**Problem to work on**:
The data below needs to be returned exactly, line for line.

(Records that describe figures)

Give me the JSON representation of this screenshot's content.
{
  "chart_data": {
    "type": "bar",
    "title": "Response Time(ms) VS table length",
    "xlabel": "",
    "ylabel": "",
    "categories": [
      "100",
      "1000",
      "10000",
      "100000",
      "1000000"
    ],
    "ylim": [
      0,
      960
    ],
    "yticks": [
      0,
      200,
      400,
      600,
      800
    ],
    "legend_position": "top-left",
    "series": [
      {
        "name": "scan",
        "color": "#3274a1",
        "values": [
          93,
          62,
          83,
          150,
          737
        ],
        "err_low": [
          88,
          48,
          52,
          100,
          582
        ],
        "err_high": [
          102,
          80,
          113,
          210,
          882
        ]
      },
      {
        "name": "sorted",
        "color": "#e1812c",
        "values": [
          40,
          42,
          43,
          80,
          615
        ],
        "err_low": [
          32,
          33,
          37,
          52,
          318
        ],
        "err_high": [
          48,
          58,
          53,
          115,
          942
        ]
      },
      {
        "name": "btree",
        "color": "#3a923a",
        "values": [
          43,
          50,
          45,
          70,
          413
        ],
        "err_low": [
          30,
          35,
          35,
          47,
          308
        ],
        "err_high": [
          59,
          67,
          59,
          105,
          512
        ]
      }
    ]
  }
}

**Exercise result**:
Give me the JSON representation of this screenshot's content.
{
  "chart_data": {
    "type": "bar",
    "title": "Response Time(ms) VS table length",
    "xlabel": "",
    "ylabel": "",
    "categories": [
      "100",
      "1000",
      "10000",
      "100000",
      "1000000"
    ],
    "ylim": [
      0,
      960
    ],
    "yticks": [
      0,
      200,
      400,
      600,
      800
    ],
    "legend_position": "top-left",
    "series": [
      {
        "name": "scan",
        "color": "#3274a1",
        "values": [
          93,
          62,
          83,
          150,
          737
        ],
        "err_low": [
          88,
          48,
          52,
          100,
          582
        ],
        "err_high": [
          102,
          80,
          113,
          210,
          882
        ]
      },
      {
        "name": "sorted",
        "color": "#e1812c",
        "values": [
          40,
          42,
          43,
          80,
          615
        ],
        "err_low": [
          32,
          33,
          37,
          52,
          318
        ],
        "err_high": [
          48,
          58,
          53,
          115,
          942
        ]
      },
      {
        "name": "btree",
        "color": "#3a923a",
        "values": [
          43,
          50,
          45,
          70,
          413
        ],
        "err_low": [
          30,
          35,
          35,
          47,
          308
        ],
        "err_high": [
          59,
          67,
          59,
          105,
          512
        ]
      }
    ]
  }
}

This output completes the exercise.